▶ **What this task involves**
Only the number is needed: how many lines contain the word "label"?

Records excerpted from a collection
□ □ □

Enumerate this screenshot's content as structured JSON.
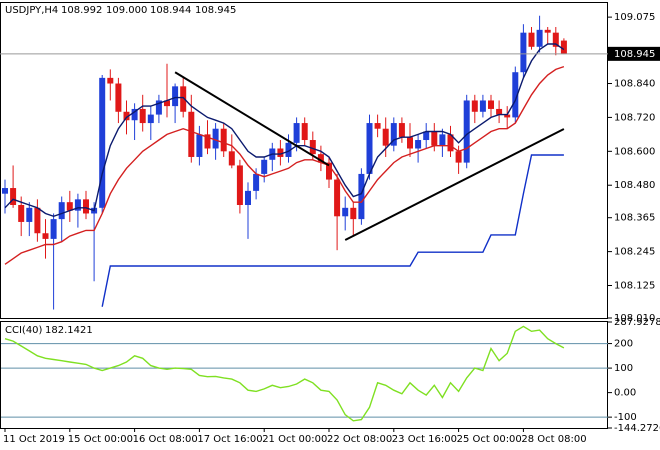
{
  "chart_data": [
    {
      "type": "candlestick",
      "title": "USDJPY,H4",
      "header_values": [
        "108.992",
        "109.000",
        "108.944",
        "108.945"
      ],
      "categories": [
        "11 Oct 2019",
        null,
        null,
        null,
        null,
        null,
        null,
        null,
        "15 Oct 00:00",
        null,
        null,
        null,
        null,
        null,
        null,
        null,
        "16 Oct 08:00",
        null,
        null,
        null,
        null,
        null,
        null,
        null,
        "17 Oct 16:00",
        null,
        null,
        null,
        null,
        null,
        null,
        null,
        "21 Oct 00:00",
        null,
        null,
        null,
        null,
        null,
        null,
        null,
        "22 Oct 08:00",
        null,
        null,
        null,
        null,
        null,
        null,
        null,
        "23 Oct 16:00",
        null,
        null,
        null,
        null,
        null,
        null,
        null,
        "25 Oct 00:00",
        null,
        null,
        null,
        null,
        null,
        null,
        null,
        "28 Oct 08:00",
        null,
        null,
        null,
        null,
        null
      ],
      "candles": [
        [
          108.45,
          108.5,
          108.38,
          108.47
        ],
        [
          108.47,
          108.55,
          108.4,
          108.41
        ],
        [
          108.41,
          108.44,
          108.3,
          108.35
        ],
        [
          108.35,
          108.42,
          108.3,
          108.4
        ],
        [
          108.4,
          108.43,
          108.28,
          108.31
        ],
        [
          108.31,
          108.36,
          108.22,
          108.29
        ],
        [
          108.29,
          108.38,
          108.04,
          108.36
        ],
        [
          108.36,
          108.44,
          108.28,
          108.42
        ],
        [
          108.42,
          108.46,
          108.35,
          108.39
        ],
        [
          108.39,
          108.45,
          108.33,
          108.43
        ],
        [
          108.43,
          108.46,
          108.36,
          108.38
        ],
        [
          108.38,
          108.42,
          108.14,
          108.4
        ],
        [
          108.4,
          108.87,
          108.38,
          108.86
        ],
        [
          108.86,
          108.89,
          108.78,
          108.84
        ],
        [
          108.84,
          108.86,
          108.7,
          108.74
        ],
        [
          108.74,
          108.78,
          108.66,
          108.71
        ],
        [
          108.71,
          108.77,
          108.64,
          108.75
        ],
        [
          108.75,
          108.8,
          108.67,
          108.7
        ],
        [
          108.7,
          108.76,
          108.64,
          108.73
        ],
        [
          108.73,
          108.8,
          108.7,
          108.78
        ],
        [
          108.78,
          108.91,
          108.72,
          108.76
        ],
        [
          108.76,
          108.84,
          108.7,
          108.83
        ],
        [
          108.83,
          108.86,
          108.72,
          108.74
        ],
        [
          108.74,
          108.8,
          108.56,
          108.58
        ],
        [
          108.58,
          108.69,
          108.55,
          108.66
        ],
        [
          108.66,
          108.71,
          108.59,
          108.61
        ],
        [
          108.61,
          108.7,
          108.57,
          108.68
        ],
        [
          108.68,
          108.7,
          108.58,
          108.6
        ],
        [
          108.6,
          108.66,
          108.54,
          108.55
        ],
        [
          108.55,
          108.57,
          108.38,
          108.41
        ],
        [
          108.41,
          108.49,
          108.29,
          108.46
        ],
        [
          108.46,
          108.54,
          108.43,
          108.52
        ],
        [
          108.52,
          108.58,
          108.49,
          108.57
        ],
        [
          108.57,
          108.63,
          108.53,
          108.61
        ],
        [
          108.61,
          108.64,
          108.55,
          108.58
        ],
        [
          108.58,
          108.66,
          108.56,
          108.63
        ],
        [
          108.63,
          108.72,
          108.6,
          108.7
        ],
        [
          108.7,
          108.72,
          108.62,
          108.64
        ],
        [
          108.64,
          108.67,
          108.57,
          108.59
        ],
        [
          108.59,
          108.62,
          108.53,
          108.56
        ],
        [
          108.56,
          108.58,
          108.47,
          108.5
        ],
        [
          108.5,
          108.52,
          108.25,
          108.37
        ],
        [
          108.37,
          108.44,
          108.32,
          108.4
        ],
        [
          108.4,
          108.42,
          108.3,
          108.36
        ],
        [
          108.36,
          108.54,
          108.34,
          108.52
        ],
        [
          108.52,
          108.73,
          108.5,
          108.7
        ],
        [
          108.7,
          108.73,
          108.65,
          108.68
        ],
        [
          108.68,
          108.72,
          108.58,
          108.62
        ],
        [
          108.62,
          108.72,
          108.6,
          108.7
        ],
        [
          108.7,
          108.72,
          108.63,
          108.65
        ],
        [
          108.65,
          108.7,
          108.58,
          108.61
        ],
        [
          108.61,
          108.66,
          108.56,
          108.64
        ],
        [
          108.64,
          108.7,
          108.61,
          108.67
        ],
        [
          108.67,
          108.7,
          108.6,
          108.62
        ],
        [
          108.62,
          108.68,
          108.58,
          108.66
        ],
        [
          108.66,
          108.69,
          108.58,
          108.6
        ],
        [
          108.6,
          108.62,
          108.52,
          108.56
        ],
        [
          108.56,
          108.8,
          108.54,
          108.78
        ],
        [
          108.78,
          108.8,
          108.7,
          108.74
        ],
        [
          108.74,
          108.8,
          108.72,
          108.78
        ],
        [
          108.78,
          108.8,
          108.72,
          108.75
        ],
        [
          108.75,
          108.78,
          108.7,
          108.73
        ],
        [
          108.73,
          108.76,
          108.68,
          108.72
        ],
        [
          108.72,
          108.9,
          108.7,
          108.88
        ],
        [
          108.88,
          109.05,
          108.86,
          109.02
        ],
        [
          109.02,
          109.04,
          108.96,
          108.97
        ],
        [
          108.97,
          109.08,
          108.95,
          109.03
        ],
        [
          109.03,
          109.04,
          108.98,
          109.02
        ],
        [
          109.02,
          109.04,
          108.94,
          108.97
        ],
        [
          108.992,
          109.0,
          108.944,
          108.945
        ]
      ],
      "up_color": "#1f3fd8",
      "down_color": "#e01818",
      "series": [
        {
          "color": "#0b1a6e",
          "values": [
            108.4,
            108.43,
            108.42,
            108.41,
            108.4,
            108.38,
            108.37,
            108.38,
            108.39,
            108.4,
            108.4,
            108.39,
            108.52,
            108.62,
            108.68,
            108.72,
            108.74,
            108.76,
            108.76,
            108.77,
            108.78,
            108.79,
            108.79,
            108.76,
            108.74,
            108.72,
            108.71,
            108.7,
            108.68,
            108.64,
            108.6,
            108.58,
            108.58,
            108.59,
            108.59,
            108.6,
            108.62,
            108.62,
            108.61,
            108.6,
            108.58,
            108.53,
            108.48,
            108.44,
            108.45,
            108.52,
            108.58,
            108.61,
            108.64,
            108.65,
            108.65,
            108.66,
            108.67,
            108.67,
            108.67,
            108.66,
            108.63,
            108.66,
            108.68,
            108.7,
            108.72,
            108.73,
            108.73,
            108.78,
            108.86,
            108.92,
            108.96,
            108.98,
            108.98,
            108.96
          ]
        },
        {
          "color": "#d42020",
          "values": [
            108.2,
            108.22,
            108.24,
            108.25,
            108.26,
            108.27,
            108.27,
            108.28,
            108.3,
            108.31,
            108.32,
            108.32,
            108.38,
            108.45,
            108.5,
            108.54,
            108.57,
            108.6,
            108.62,
            108.64,
            108.66,
            108.67,
            108.68,
            108.67,
            108.66,
            108.65,
            108.64,
            108.63,
            108.62,
            108.59,
            108.55,
            108.52,
            108.51,
            108.52,
            108.53,
            108.54,
            108.56,
            108.57,
            108.57,
            108.56,
            108.55,
            108.51,
            108.46,
            108.42,
            108.42,
            108.46,
            108.5,
            108.53,
            108.56,
            108.58,
            108.59,
            108.6,
            108.61,
            108.62,
            108.62,
            108.62,
            108.6,
            108.61,
            108.63,
            108.65,
            108.67,
            108.68,
            108.68,
            108.7,
            108.75,
            108.8,
            108.84,
            108.87,
            108.89,
            108.9
          ]
        },
        {
          "color": "#1030c8",
          "values": [
            null,
            null,
            null,
            null,
            null,
            null,
            null,
            null,
            null,
            null,
            null,
            null,
            108.05,
            108.194,
            108.194,
            108.194,
            108.194,
            108.194,
            108.194,
            108.194,
            108.194,
            108.194,
            108.194,
            108.194,
            108.194,
            108.194,
            108.194,
            108.194,
            108.194,
            108.194,
            108.194,
            108.194,
            108.194,
            108.194,
            108.194,
            108.194,
            108.194,
            108.194,
            108.194,
            108.194,
            108.194,
            108.194,
            108.194,
            108.194,
            108.194,
            108.194,
            108.194,
            108.194,
            108.194,
            108.194,
            108.194,
            108.243,
            108.243,
            108.243,
            108.243,
            108.243,
            108.243,
            108.243,
            108.243,
            108.243,
            108.304,
            108.304,
            108.304,
            108.304,
            108.45,
            108.587,
            108.587,
            108.587,
            108.587,
            108.587
          ]
        }
      ],
      "trendlines": [
        [
          21,
          108.88,
          40,
          108.55
        ],
        [
          42,
          108.286,
          69,
          108.679
        ]
      ],
      "last_price": 108.945,
      "ylim": [
        108.01,
        109.125
      ],
      "yticks": [
        {
          "value": 108.01,
          "label": "108.010"
        },
        108.125,
        108.245,
        108.365,
        {
          "value": 108.48,
          "label": "108.480"
        },
        {
          "value": 108.6,
          "label": "108.600"
        },
        {
          "value": 108.72,
          "label": "108.720"
        },
        {
          "value": 108.84,
          "label": "108.840"
        },
        109.075
      ]
    },
    {
      "type": "line",
      "title": "CCI(40)",
      "series": [
        {
          "color": "#7fe022",
          "values": [
            220,
            210,
            190,
            170,
            150,
            140,
            135,
            130,
            125,
            120,
            115,
            100,
            90,
            100,
            110,
            125,
            150,
            140,
            110,
            100,
            95,
            100,
            98,
            95,
            70,
            65,
            66,
            60,
            55,
            40,
            10,
            5,
            15,
            30,
            20,
            25,
            35,
            55,
            40,
            10,
            5,
            -30,
            -90,
            -115,
            -110,
            -60,
            40,
            30,
            10,
            -5,
            40,
            10,
            -10,
            30,
            -20,
            40,
            5,
            60,
            100,
            90,
            180,
            130,
            160,
            250,
            270,
            250,
            255,
            220,
            200,
            182.1421
          ]
        }
      ],
      "levels": [
        200,
        100,
        -100
      ],
      "ylim": [
        -144.2726,
        287.9278
      ],
      "yticks": [
        287.9278,
        200,
        100,
        {
          "value": 0,
          "label": "0.00"
        },
        -100,
        -144.2726
      ]
    }
  ]
}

□ □ □

▶ **Response to the exercise**
6